■ YOUR TASK:
Return every record below exactly as written, but leave out the pictures.

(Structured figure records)

☆ ☆ ☆

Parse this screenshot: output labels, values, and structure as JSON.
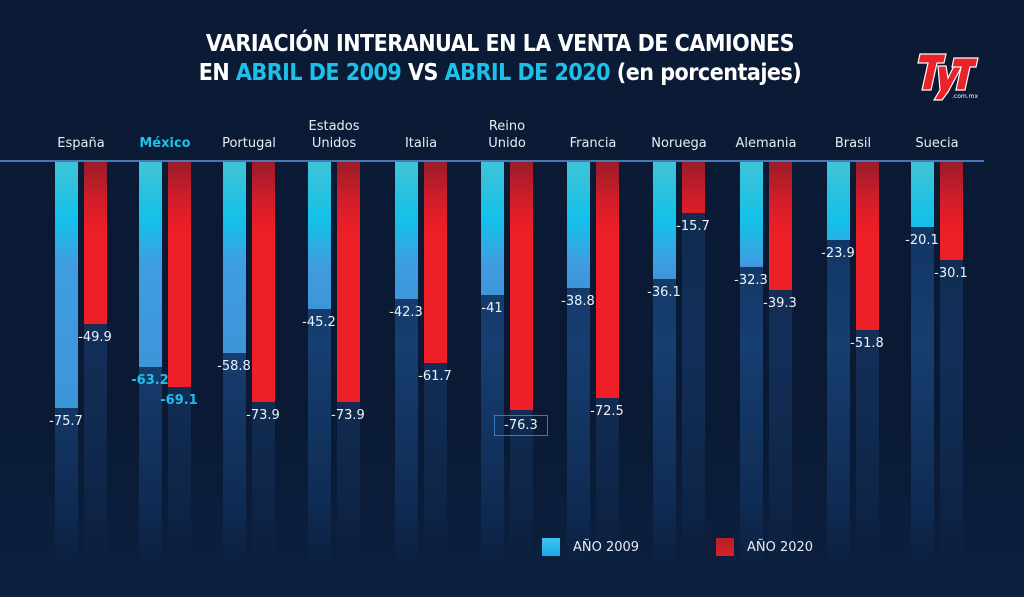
{
  "chart_data": {
    "type": "bar",
    "title_line1": "VARIACIÓN INTERANUAL EN LA VENTA DE CAMIONES",
    "title_line2_parts": [
      "EN ",
      "ABRIL DE 2009",
      " VS ",
      "ABRIL DE 2020",
      " (en porcentajes)"
    ],
    "categories": [
      {
        "name": "España",
        "lines": [
          "España"
        ]
      },
      {
        "name": "México",
        "lines": [
          "México"
        ],
        "highlight": true
      },
      {
        "name": "Portugal",
        "lines": [
          "Portugal"
        ]
      },
      {
        "name": "Estados Unidos",
        "lines": [
          "Estados",
          "Unidos"
        ]
      },
      {
        "name": "Italia",
        "lines": [
          "Italia"
        ]
      },
      {
        "name": "Reino Unido",
        "lines": [
          "Reino",
          "Unido"
        ]
      },
      {
        "name": "Francia",
        "lines": [
          "Francia"
        ]
      },
      {
        "name": "Noruega",
        "lines": [
          "Noruega"
        ]
      },
      {
        "name": "Alemania",
        "lines": [
          "Alemania"
        ]
      },
      {
        "name": "Brasil",
        "lines": [
          "Brasil"
        ]
      },
      {
        "name": "Suecia",
        "lines": [
          "Suecia"
        ]
      }
    ],
    "series": [
      {
        "name": "AÑO 2009",
        "color": "#1ec0ea",
        "values": [
          -75.7,
          -63.2,
          -58.8,
          -45.2,
          -42.3,
          -41,
          -38.8,
          -36.1,
          -32.3,
          -23.9,
          -20.1
        ],
        "labels": [
          "-75.7",
          "-63.2",
          "-58.8",
          "-45.2",
          "-42.3",
          "-41",
          "-38.8",
          "-36.1",
          "-32.3",
          "-23.9",
          "-20.1"
        ]
      },
      {
        "name": "AÑO 2020",
        "color": "#ee1f26",
        "values": [
          -49.9,
          -69.1,
          -73.9,
          -73.9,
          -61.7,
          -76.3,
          -72.5,
          -15.7,
          -39.3,
          -51.8,
          -30.1
        ],
        "labels": [
          "-49.9",
          "-69.1",
          "-73.9",
          "-73.9",
          "-61.7",
          "-76.3",
          "-72.5",
          "-15.7",
          "-39.3",
          "-51.8",
          "-30.1"
        ]
      }
    ],
    "highlight_category": "México",
    "boxed_value": {
      "series": "AÑO 2020",
      "category": "Reino Unido"
    },
    "ylim": [
      -80,
      0
    ],
    "xlabel": "",
    "ylabel": "",
    "grid": false,
    "legend_position": "bottom"
  },
  "logo": {
    "text": "TyT",
    "subtext": ".com.mx"
  },
  "legend": [
    {
      "label": "AÑO 2009"
    },
    {
      "label": "AÑO 2020"
    }
  ]
}
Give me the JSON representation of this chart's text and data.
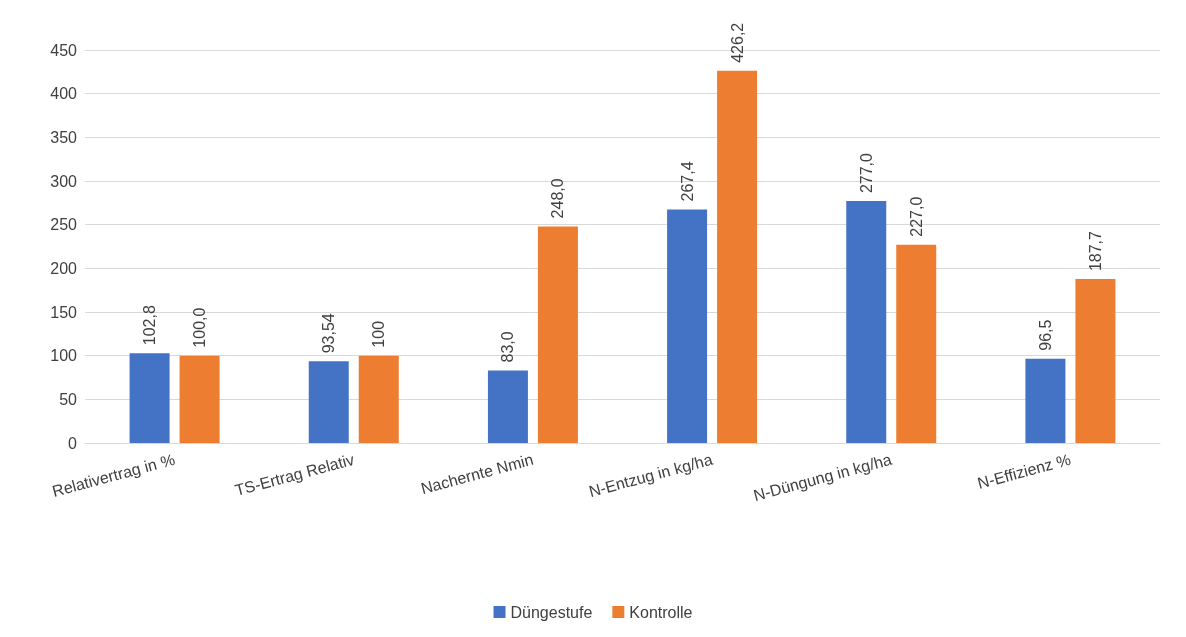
{
  "chart_data": {
    "type": "bar",
    "categories": [
      "Relativertrag in %",
      "TS-Ertrag Relativ",
      "Nachernte Nmin",
      "N-Entzug in kg/ha",
      "N-Düngung in kg/ha",
      "N-Effizienz %"
    ],
    "series": [
      {
        "name": "Düngestufe",
        "color": "#4472c4",
        "values": [
          102.8,
          93.54,
          83.0,
          267.4,
          277.0,
          96.5
        ],
        "value_labels": [
          "102,8",
          "93,54",
          "83,0",
          "267,4",
          "277,0",
          "96,5"
        ]
      },
      {
        "name": "Kontrolle",
        "color": "#ed7d31",
        "values": [
          100.0,
          100,
          248.0,
          426.2,
          227.0,
          187.7
        ],
        "value_labels": [
          "100,0",
          "100",
          "248,0",
          "426,2",
          "227,0",
          "187,7"
        ]
      }
    ],
    "ylim": [
      0,
      450
    ],
    "yticks": [
      0,
      50,
      100,
      150,
      200,
      250,
      300,
      350,
      400,
      450
    ],
    "grid": "y",
    "legend": "bottom"
  }
}
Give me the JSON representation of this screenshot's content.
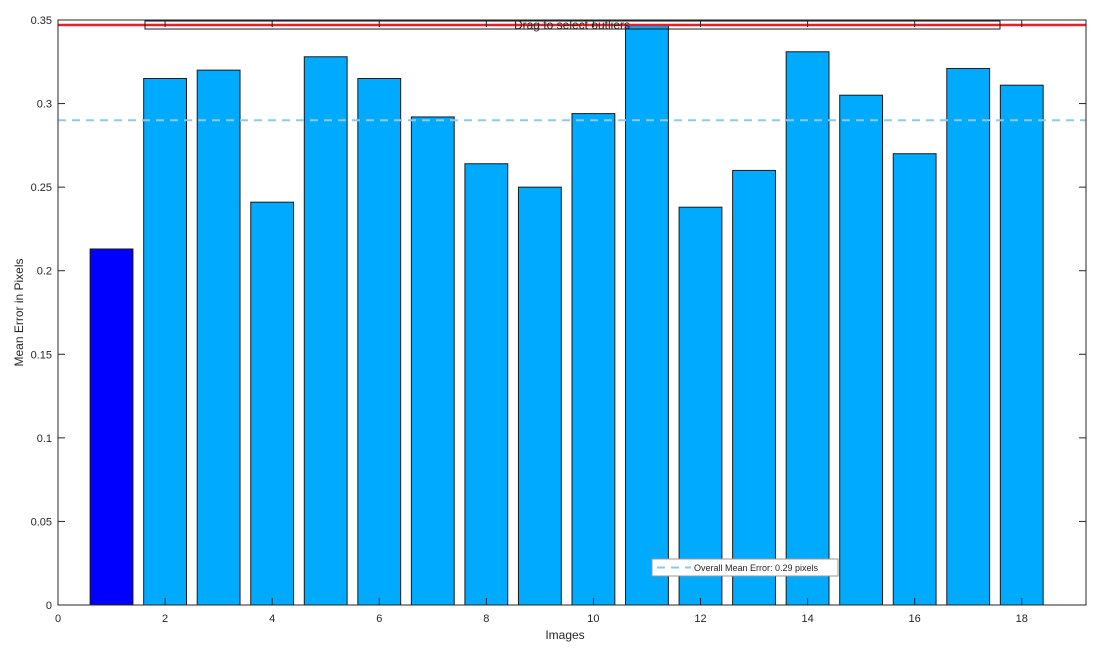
{
  "chart_data": {
    "type": "bar",
    "title": "",
    "xlabel": "Images",
    "ylabel": "Mean Error in Pixels",
    "xlim": [
      0,
      19.2
    ],
    "ylim": [
      0,
      0.35
    ],
    "x": [
      1,
      2,
      3,
      4,
      5,
      6,
      7,
      8,
      9,
      10,
      11,
      12,
      13,
      14,
      15,
      16,
      17,
      18
    ],
    "values": [
      0.213,
      0.315,
      0.32,
      0.241,
      0.328,
      0.315,
      0.292,
      0.264,
      0.25,
      0.294,
      0.347,
      0.238,
      0.26,
      0.331,
      0.305,
      0.27,
      0.321,
      0.311
    ],
    "highlighted_index": 0,
    "xticks": [
      0,
      2,
      4,
      6,
      8,
      10,
      12,
      14,
      16,
      18
    ],
    "yticks": [
      0,
      0.05,
      0.1,
      0.15,
      0.2,
      0.25,
      0.3,
      0.35
    ],
    "xtick_labels": [
      "0",
      "2",
      "4",
      "6",
      "8",
      "10",
      "12",
      "14",
      "16",
      "18"
    ],
    "ytick_labels": [
      "0",
      "0.05",
      "0.1",
      "0.15",
      "0.2",
      "0.25",
      "0.3",
      "0.35"
    ],
    "mean_error": 0.29,
    "outlier_threshold": 0.347,
    "legend": {
      "entries": [
        "Overall Mean Error: 0.29 pixels"
      ],
      "placement": "bottom-right"
    },
    "drag_handle_label": "Drag to select outliers",
    "grid": false,
    "colors": {
      "bar": "#00aaff",
      "bar_selected": "#0000ff",
      "bar_edge": "#1a1a1a",
      "mean_line": "#8fc8e8",
      "threshold_line": "#e8202a",
      "axis": "#262626"
    }
  }
}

☆ ☆ ☆

■ COMPLETE OUTPUT:
Parse this screenshot: output labels, values, and structure as JSON.
{
  "chart_data": {
    "type": "bar",
    "title_line1": "VARIACIÓN INTERANUAL EN LA VENTA DE CAMIONES",
    "title_line2_parts": [
      "EN ",
      "ABRIL DE 2009",
      " VS ",
      "ABRIL DE 2020",
      " (en porcentajes)"
    ],
    "categories": [
      {
        "name": "España",
        "lines": [
          "España"
        ]
      },
      {
        "name": "México",
        "lines": [
          "México"
        ],
        "highlight": true
      },
      {
        "name": "Portugal",
        "lines": [
          "Portugal"
        ]
      },
      {
        "name": "Estados Unidos",
        "lines": [
          "Estados",
          "Unidos"
        ]
      },
      {
        "name": "Italia",
        "lines": [
          "Italia"
        ]
      },
      {
        "name": "Reino Unido",
        "lines": [
          "Reino",
          "Unido"
        ]
      },
      {
        "name": "Francia",
        "lines": [
          "Francia"
        ]
      },
      {
        "name": "Noruega",
        "lines": [
          "Noruega"
        ]
      },
      {
        "name": "Alemania",
        "lines": [
          "Alemania"
        ]
      },
      {
        "name": "Brasil",
        "lines": [
          "Brasil"
        ]
      },
      {
        "name": "Suecia",
        "lines": [
          "Suecia"
        ]
      }
    ],
    "series": [
      {
        "name": "AÑO 2009",
        "color": "#1ec0ea",
        "values": [
          -75.7,
          -63.2,
          -58.8,
          -45.2,
          -42.3,
          -41,
          -38.8,
          -36.1,
          -32.3,
          -23.9,
          -20.1
        ],
        "labels": [
          "-75.7",
          "-63.2",
          "-58.8",
          "-45.2",
          "-42.3",
          "-41",
          "-38.8",
          "-36.1",
          "-32.3",
          "-23.9",
          "-20.1"
        ]
      },
      {
        "name": "AÑO 2020",
        "color": "#ee1f26",
        "values": [
          -49.9,
          -69.1,
          -73.9,
          -73.9,
          -61.7,
          -76.3,
          -72.5,
          -15.7,
          -39.3,
          -51.8,
          -30.1
        ],
        "labels": [
          "-49.9",
          "-69.1",
          "-73.9",
          "-73.9",
          "-61.7",
          "-76.3",
          "-72.5",
          "-15.7",
          "-39.3",
          "-51.8",
          "-30.1"
        ]
      }
    ],
    "highlight_category": "México",
    "boxed_value": {
      "series": "AÑO 2020",
      "category": "Reino Unido"
    },
    "ylim": [
      -80,
      0
    ],
    "xlabel": "",
    "ylabel": "",
    "grid": false,
    "legend_position": "bottom"
  },
  "logo": {
    "text": "TyT",
    "subtext": ".com.mx"
  },
  "legend": [
    {
      "label": "AÑO 2009"
    },
    {
      "label": "AÑO 2020"
    }
  ]
}
Give me the JSON representation of this chart's text and data.
{
  "chart_data": {
    "type": "bar",
    "categories": [
      "Relativertrag in %",
      "TS-Ertrag Relativ",
      "Nachernte Nmin",
      "N-Entzug in kg/ha",
      "N-Düngung in kg/ha",
      "N-Effizienz %"
    ],
    "series": [
      {
        "name": "Düngestufe",
        "color": "#4472c4",
        "values": [
          102.8,
          93.54,
          83.0,
          267.4,
          277.0,
          96.5
        ],
        "value_labels": [
          "102,8",
          "93,54",
          "83,0",
          "267,4",
          "277,0",
          "96,5"
        ]
      },
      {
        "name": "Kontrolle",
        "color": "#ed7d31",
        "values": [
          100.0,
          100,
          248.0,
          426.2,
          227.0,
          187.7
        ],
        "value_labels": [
          "100,0",
          "100",
          "248,0",
          "426,2",
          "227,0",
          "187,7"
        ]
      }
    ],
    "ylim": [
      0,
      450
    ],
    "yticks": [
      0,
      50,
      100,
      150,
      200,
      250,
      300,
      350,
      400,
      450
    ],
    "grid": "y",
    "legend": "bottom"
  }
}
Give me the JSON representation of this screenshot's content.
{
  "chart_data": {
    "type": "bar",
    "title": "",
    "xlabel": "Images",
    "ylabel": "Mean Error in Pixels",
    "xlim": [
      0,
      19.2
    ],
    "ylim": [
      0,
      0.35
    ],
    "x": [
      1,
      2,
      3,
      4,
      5,
      6,
      7,
      8,
      9,
      10,
      11,
      12,
      13,
      14,
      15,
      16,
      17,
      18
    ],
    "values": [
      0.213,
      0.315,
      0.32,
      0.241,
      0.328,
      0.315,
      0.292,
      0.264,
      0.25,
      0.294,
      0.347,
      0.238,
      0.26,
      0.331,
      0.305,
      0.27,
      0.321,
      0.311
    ],
    "highlighted_index": 0,
    "xticks": [
      0,
      2,
      4,
      6,
      8,
      10,
      12,
      14,
      16,
      18
    ],
    "yticks": [
      0,
      0.05,
      0.1,
      0.15,
      0.2,
      0.25,
      0.3,
      0.35
    ],
    "xtick_labels": [
      "0",
      "2",
      "4",
      "6",
      "8",
      "10",
      "12",
      "14",
      "16",
      "18"
    ],
    "ytick_labels": [
      "0",
      "0.05",
      "0.1",
      "0.15",
      "0.2",
      "0.25",
      "0.3",
      "0.35"
    ],
    "mean_error": 0.29,
    "outlier_threshold": 0.347,
    "legend": {
      "entries": [
        "Overall Mean Error: 0.29 pixels"
      ],
      "placement": "bottom-right"
    },
    "drag_handle_label": "Drag to select outliers",
    "grid": false,
    "colors": {
      "bar": "#00aaff",
      "bar_selected": "#0000ff",
      "bar_edge": "#1a1a1a",
      "mean_line": "#8fc8e8",
      "threshold_line": "#e8202a",
      "axis": "#262626"
    }
  }
}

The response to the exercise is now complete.